= Do this =
Give the number of lines in the data that hold the word "shape", and nothing else.

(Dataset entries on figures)
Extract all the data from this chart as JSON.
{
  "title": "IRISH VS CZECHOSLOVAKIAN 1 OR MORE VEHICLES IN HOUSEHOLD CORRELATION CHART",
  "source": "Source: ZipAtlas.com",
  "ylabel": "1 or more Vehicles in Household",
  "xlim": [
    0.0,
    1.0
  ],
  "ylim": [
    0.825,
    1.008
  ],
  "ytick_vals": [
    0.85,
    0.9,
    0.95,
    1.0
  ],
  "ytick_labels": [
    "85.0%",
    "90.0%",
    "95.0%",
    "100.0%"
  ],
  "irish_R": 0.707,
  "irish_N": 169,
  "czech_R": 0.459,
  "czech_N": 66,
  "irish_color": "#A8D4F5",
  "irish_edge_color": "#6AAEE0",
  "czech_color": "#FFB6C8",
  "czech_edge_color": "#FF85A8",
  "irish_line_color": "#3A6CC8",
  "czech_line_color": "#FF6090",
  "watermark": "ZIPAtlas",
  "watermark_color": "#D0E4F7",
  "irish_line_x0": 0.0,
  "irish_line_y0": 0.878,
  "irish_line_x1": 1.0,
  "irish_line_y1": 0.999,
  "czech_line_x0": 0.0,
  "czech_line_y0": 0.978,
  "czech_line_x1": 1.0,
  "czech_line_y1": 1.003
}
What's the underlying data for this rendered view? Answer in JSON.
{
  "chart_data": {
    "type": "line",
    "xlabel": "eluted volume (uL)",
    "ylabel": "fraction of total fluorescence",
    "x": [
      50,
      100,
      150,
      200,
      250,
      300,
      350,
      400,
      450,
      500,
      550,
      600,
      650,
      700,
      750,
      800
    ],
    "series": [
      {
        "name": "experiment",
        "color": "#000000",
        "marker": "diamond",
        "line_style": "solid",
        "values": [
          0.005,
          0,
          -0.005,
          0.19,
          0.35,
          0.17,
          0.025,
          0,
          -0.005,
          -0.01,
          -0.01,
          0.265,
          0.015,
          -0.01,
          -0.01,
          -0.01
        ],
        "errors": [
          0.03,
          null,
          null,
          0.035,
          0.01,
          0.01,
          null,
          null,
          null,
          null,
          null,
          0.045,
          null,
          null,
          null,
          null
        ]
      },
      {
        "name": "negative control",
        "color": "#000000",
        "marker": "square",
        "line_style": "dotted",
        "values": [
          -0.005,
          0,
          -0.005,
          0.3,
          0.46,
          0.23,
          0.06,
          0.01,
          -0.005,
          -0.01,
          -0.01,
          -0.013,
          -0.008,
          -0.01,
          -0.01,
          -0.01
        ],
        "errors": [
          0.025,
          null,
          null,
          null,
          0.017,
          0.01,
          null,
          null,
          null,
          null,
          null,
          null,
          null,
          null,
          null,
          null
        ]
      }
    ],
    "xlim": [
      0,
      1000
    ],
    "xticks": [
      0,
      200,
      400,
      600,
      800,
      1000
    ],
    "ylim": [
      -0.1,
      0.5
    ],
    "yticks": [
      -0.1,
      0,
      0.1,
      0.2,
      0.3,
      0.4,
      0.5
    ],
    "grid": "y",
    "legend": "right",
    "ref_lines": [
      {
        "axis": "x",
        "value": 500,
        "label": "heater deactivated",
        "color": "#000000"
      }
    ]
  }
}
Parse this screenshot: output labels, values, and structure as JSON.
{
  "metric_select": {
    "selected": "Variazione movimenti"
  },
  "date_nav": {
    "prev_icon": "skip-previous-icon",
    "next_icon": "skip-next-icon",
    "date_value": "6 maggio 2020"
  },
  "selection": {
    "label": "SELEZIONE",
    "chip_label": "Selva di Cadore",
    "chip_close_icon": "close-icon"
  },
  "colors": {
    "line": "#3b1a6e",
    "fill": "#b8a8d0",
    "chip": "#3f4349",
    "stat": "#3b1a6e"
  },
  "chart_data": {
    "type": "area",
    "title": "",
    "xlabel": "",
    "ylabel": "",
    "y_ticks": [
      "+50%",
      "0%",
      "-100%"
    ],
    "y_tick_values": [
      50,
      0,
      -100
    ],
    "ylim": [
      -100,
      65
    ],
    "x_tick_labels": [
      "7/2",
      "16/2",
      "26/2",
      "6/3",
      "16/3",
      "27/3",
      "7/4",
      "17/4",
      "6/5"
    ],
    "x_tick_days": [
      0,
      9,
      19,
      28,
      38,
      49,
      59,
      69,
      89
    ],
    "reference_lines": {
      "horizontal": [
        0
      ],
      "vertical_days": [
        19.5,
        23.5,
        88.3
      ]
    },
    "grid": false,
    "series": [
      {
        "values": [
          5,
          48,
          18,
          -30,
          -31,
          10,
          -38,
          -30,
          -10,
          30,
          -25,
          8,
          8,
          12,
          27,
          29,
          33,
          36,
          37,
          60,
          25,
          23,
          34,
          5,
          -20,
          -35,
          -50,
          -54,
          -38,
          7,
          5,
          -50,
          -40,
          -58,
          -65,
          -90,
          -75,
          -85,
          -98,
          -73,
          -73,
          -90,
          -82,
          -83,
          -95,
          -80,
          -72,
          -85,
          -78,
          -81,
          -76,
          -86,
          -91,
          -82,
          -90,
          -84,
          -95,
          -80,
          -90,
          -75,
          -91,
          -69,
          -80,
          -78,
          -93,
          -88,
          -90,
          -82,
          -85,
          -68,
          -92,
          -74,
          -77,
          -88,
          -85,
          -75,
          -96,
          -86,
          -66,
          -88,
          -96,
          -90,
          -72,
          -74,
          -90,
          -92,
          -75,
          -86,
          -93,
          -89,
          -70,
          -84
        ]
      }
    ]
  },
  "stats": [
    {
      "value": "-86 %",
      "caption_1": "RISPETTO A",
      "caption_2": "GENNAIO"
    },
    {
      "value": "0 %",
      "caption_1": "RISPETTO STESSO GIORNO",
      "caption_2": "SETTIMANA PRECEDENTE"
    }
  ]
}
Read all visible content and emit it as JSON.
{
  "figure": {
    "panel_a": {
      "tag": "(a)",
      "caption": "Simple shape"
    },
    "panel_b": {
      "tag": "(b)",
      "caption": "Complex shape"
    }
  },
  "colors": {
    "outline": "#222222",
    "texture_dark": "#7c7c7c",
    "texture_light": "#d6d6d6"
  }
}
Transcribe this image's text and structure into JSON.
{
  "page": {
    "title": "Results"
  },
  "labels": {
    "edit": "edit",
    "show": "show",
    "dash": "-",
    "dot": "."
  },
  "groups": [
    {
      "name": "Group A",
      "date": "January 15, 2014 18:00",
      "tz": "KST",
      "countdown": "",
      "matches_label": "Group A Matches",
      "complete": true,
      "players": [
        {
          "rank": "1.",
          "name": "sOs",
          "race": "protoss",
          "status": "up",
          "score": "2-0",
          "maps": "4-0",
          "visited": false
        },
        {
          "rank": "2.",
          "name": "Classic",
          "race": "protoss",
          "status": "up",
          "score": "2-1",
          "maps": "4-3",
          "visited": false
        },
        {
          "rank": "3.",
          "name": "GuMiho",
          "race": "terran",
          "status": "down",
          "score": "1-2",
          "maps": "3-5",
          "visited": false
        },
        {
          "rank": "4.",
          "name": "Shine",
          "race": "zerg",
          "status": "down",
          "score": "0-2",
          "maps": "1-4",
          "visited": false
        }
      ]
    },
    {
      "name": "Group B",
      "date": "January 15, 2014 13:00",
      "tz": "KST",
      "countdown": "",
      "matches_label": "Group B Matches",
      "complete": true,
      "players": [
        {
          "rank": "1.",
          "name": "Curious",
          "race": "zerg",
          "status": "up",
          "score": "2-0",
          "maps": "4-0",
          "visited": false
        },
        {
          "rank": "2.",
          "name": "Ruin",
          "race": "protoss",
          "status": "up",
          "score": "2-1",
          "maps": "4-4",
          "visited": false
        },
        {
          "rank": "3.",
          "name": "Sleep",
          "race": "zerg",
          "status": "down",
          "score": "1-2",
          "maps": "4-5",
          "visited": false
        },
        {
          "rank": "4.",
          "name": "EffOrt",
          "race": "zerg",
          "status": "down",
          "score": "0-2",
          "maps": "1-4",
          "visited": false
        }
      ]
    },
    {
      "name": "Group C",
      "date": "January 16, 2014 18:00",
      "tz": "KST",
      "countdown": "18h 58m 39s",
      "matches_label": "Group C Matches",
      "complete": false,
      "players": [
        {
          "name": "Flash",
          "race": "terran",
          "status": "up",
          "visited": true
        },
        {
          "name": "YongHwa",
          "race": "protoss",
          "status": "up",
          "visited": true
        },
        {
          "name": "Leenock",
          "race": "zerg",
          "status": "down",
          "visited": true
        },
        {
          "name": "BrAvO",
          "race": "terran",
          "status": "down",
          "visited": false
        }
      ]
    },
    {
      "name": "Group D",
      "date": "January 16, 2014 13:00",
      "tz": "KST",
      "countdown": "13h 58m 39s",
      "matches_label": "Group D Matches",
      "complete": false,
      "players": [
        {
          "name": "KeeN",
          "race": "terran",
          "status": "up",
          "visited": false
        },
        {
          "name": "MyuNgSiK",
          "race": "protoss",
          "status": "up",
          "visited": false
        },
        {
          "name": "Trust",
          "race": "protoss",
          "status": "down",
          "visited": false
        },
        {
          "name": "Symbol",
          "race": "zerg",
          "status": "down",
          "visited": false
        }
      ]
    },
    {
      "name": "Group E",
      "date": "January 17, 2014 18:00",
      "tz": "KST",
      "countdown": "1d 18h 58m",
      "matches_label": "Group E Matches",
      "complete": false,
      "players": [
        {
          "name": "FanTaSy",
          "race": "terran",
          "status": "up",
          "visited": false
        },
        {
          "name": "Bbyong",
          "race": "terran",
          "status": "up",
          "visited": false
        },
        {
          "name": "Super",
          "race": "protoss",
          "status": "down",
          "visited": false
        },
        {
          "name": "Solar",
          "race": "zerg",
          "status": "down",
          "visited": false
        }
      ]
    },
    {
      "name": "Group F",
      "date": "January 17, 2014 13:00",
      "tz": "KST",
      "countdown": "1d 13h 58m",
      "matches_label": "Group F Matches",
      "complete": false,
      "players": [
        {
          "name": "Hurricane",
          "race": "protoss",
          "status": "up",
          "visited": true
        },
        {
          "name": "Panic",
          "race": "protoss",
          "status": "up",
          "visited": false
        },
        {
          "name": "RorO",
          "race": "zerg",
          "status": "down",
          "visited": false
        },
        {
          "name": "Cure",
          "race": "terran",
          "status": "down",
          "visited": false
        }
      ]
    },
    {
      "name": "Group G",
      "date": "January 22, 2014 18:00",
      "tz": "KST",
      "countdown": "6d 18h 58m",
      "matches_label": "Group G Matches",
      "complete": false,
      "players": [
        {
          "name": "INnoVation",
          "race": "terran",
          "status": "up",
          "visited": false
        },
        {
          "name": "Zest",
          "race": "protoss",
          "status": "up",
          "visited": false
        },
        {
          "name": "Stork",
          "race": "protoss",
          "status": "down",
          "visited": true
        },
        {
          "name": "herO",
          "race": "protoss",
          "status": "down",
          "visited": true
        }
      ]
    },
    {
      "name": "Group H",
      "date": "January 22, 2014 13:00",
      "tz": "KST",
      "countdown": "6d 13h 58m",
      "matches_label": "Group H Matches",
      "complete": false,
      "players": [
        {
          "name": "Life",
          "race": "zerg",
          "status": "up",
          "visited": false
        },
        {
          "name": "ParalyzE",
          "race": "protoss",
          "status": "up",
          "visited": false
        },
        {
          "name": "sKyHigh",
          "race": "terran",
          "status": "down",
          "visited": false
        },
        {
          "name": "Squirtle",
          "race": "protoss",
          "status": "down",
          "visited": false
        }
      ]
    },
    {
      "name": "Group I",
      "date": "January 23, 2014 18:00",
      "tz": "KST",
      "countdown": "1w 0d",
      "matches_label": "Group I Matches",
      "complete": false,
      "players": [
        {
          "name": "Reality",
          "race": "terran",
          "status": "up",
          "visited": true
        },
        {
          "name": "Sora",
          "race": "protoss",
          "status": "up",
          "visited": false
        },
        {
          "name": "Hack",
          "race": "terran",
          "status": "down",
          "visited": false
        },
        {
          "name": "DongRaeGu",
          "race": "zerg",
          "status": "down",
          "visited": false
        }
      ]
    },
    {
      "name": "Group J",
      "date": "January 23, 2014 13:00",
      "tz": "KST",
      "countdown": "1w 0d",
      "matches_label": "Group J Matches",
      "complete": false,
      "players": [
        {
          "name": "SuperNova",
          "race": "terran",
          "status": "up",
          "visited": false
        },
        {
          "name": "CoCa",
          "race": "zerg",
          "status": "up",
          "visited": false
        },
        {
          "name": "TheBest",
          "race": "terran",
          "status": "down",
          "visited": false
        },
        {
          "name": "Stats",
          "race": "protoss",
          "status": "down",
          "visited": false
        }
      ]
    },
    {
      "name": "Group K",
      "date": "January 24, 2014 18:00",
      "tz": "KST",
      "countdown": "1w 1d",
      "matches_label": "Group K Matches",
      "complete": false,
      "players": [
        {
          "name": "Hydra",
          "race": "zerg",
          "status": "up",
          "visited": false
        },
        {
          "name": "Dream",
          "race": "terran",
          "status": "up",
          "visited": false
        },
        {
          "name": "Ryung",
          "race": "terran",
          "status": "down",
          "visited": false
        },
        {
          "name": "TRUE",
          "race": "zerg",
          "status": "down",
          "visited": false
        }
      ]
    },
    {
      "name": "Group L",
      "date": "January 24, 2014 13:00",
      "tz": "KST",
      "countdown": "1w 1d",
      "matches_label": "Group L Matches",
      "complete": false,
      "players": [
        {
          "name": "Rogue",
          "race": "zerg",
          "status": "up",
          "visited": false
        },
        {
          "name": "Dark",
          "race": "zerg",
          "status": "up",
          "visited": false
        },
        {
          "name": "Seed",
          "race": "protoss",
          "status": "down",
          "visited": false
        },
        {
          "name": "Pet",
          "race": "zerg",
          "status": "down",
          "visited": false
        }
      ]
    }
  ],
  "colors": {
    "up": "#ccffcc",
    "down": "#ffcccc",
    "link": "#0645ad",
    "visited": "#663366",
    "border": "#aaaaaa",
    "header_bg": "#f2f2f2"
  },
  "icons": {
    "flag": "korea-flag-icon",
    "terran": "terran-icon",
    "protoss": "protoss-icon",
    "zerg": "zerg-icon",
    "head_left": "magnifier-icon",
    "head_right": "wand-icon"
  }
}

= The response =
2